» Directive
Locate every line that holds the string "Отправить" and copy it.

» Listed records

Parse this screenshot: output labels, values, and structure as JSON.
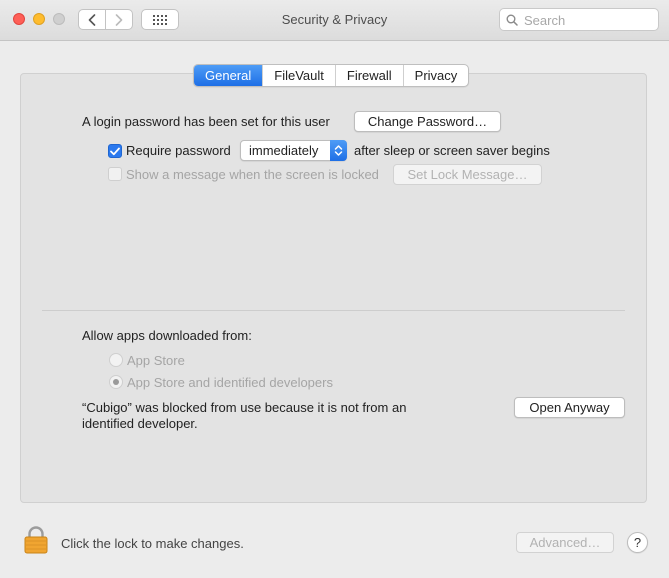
{
  "window": {
    "title": "Security & Privacy",
    "search_placeholder": "Search"
  },
  "tabs": [
    {
      "label": "General",
      "active": true
    },
    {
      "label": "FileVault",
      "active": false
    },
    {
      "label": "Firewall",
      "active": false
    },
    {
      "label": "Privacy",
      "active": false
    }
  ],
  "general": {
    "login_password_text": "A login password has been set for this user",
    "change_password_label": "Change Password…",
    "require_password": {
      "checked": true,
      "label": "Require password",
      "selected": "immediately",
      "suffix": "after sleep or screen saver begins"
    },
    "show_message": {
      "checked": false,
      "enabled": false,
      "label": "Show a message when the screen is locked",
      "button_label": "Set Lock Message…"
    }
  },
  "apps": {
    "heading": "Allow apps downloaded from:",
    "options": [
      {
        "label": "App Store",
        "selected": false
      },
      {
        "label": "App Store and identified developers",
        "selected": true
      }
    ],
    "blocked_line1": "“Cubigo” was blocked from use because it is not from an",
    "blocked_line2": "identified developer.",
    "open_anyway_label": "Open Anyway"
  },
  "footer": {
    "lock_text": "Click the lock to make changes.",
    "advanced_label": "Advanced…",
    "help_label": "?"
  },
  "colors": {
    "accent": "#2b79ee",
    "close": "#fe5f57",
    "minimize": "#febc2e",
    "lock": "#f0a531"
  },
  "icons": [
    "chevron-left-icon",
    "chevron-right-icon",
    "grid-icon",
    "search-icon",
    "checkmark-icon",
    "up-down-arrows-icon",
    "lock-icon",
    "help-icon"
  ]
}
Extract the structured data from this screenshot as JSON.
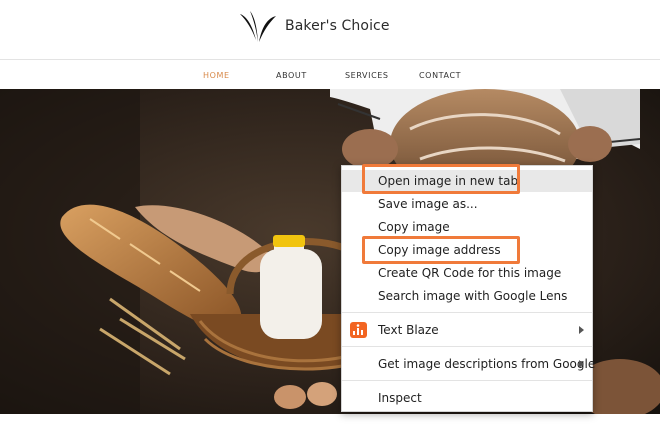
{
  "site": {
    "brand_name": "Baker's Choice",
    "logo_icon": "wing-leaf-logo-icon"
  },
  "nav": {
    "items": [
      {
        "label": "HOME",
        "active": true
      },
      {
        "label": "ABOUT",
        "active": false
      },
      {
        "label": "SERVICES",
        "active": false
      },
      {
        "label": "CONTACT",
        "active": false
      }
    ],
    "active_color": "#d88a4a"
  },
  "context_menu": {
    "items": [
      {
        "label": "Open image in new tab",
        "hovered": true,
        "highlighted": true
      },
      {
        "label": "Save image as...",
        "hovered": false
      },
      {
        "label": "Copy image",
        "hovered": false
      },
      {
        "label": "Copy image address",
        "highlighted": true
      },
      {
        "label": "Create QR Code for this image"
      },
      {
        "label": "Search image with Google Lens"
      },
      {
        "label": "Text Blaze",
        "icon": "text-blaze-icon",
        "submenu": true
      },
      {
        "label": "Get image descriptions from Google",
        "submenu": true
      },
      {
        "label": "Inspect"
      }
    ],
    "highlight_color": "#f07a3a"
  }
}
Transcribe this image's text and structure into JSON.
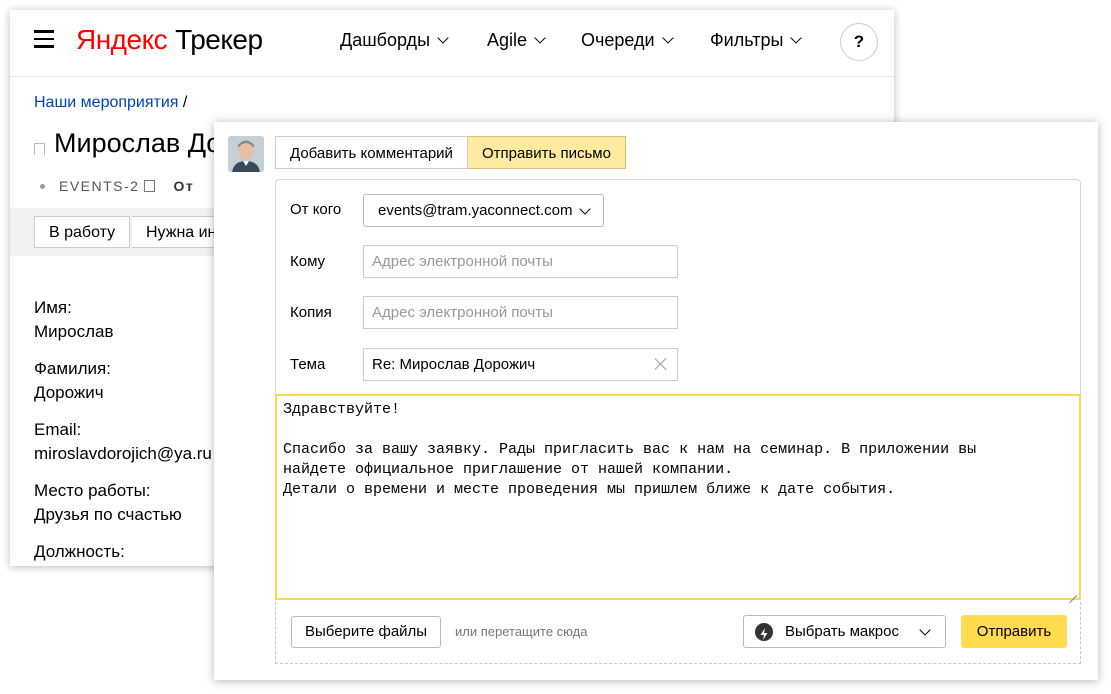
{
  "header": {
    "logo_brand": "Яндекс",
    "logo_product": "Трекер",
    "nav": [
      {
        "label": "Дашборды"
      },
      {
        "label": "Agile"
      },
      {
        "label": "Очереди"
      },
      {
        "label": "Фильтры"
      }
    ],
    "help_label": "?"
  },
  "issue": {
    "breadcrumb_link": "Наши мероприятия",
    "breadcrumb_sep": "/",
    "title": "Мирослав До",
    "key": "EVENTS-2",
    "status_partial": "От",
    "actions": [
      "В работу",
      "Нужна ин"
    ],
    "fields": [
      {
        "label": "Имя:",
        "value": "Мирослав"
      },
      {
        "label": "Фамилия:",
        "value": "Дорожич"
      },
      {
        "label": "Email:",
        "value": "miroslavdorojich@ya.ru"
      },
      {
        "label": "Место работы:",
        "value": "Друзья по счастью"
      },
      {
        "label": "Должность:",
        "value": ""
      }
    ]
  },
  "composer": {
    "tabs": [
      {
        "label": "Добавить комментарий",
        "active": false
      },
      {
        "label": "Отправить письмо",
        "active": true
      }
    ],
    "from_label": "От кого",
    "from_value": "events@tram.yaconnect.com",
    "to_label": "Кому",
    "to_placeholder": "Адрес электронной почты",
    "cc_label": "Копия",
    "cc_placeholder": "Адрес электронной почты",
    "subject_label": "Тема",
    "subject_value": "Re: Мирослав Дорожич",
    "body": "Здравствуйте!\n\nСпасибо за вашу заявку. Рады пригласить вас к нам на семинар. В приложении вы\nнайдете официальное приглашение от нашей компании.\nДетали о времени и месте проведения мы пришлем ближе к дате события.",
    "files_button": "Выберите файлы",
    "drop_hint": "или перетащите сюда",
    "macro_label": "Выбрать макрос",
    "send_label": "Отправить"
  },
  "colors": {
    "brand_red": "#ff0000",
    "link_blue": "#0044bb",
    "active_tab": "#ffeba0",
    "send_yellow": "#ffdb4d",
    "focus_border": "#ffd84d"
  }
}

» Written reply
        "label": "Отправить письмо",
    "send_label": "Отправить"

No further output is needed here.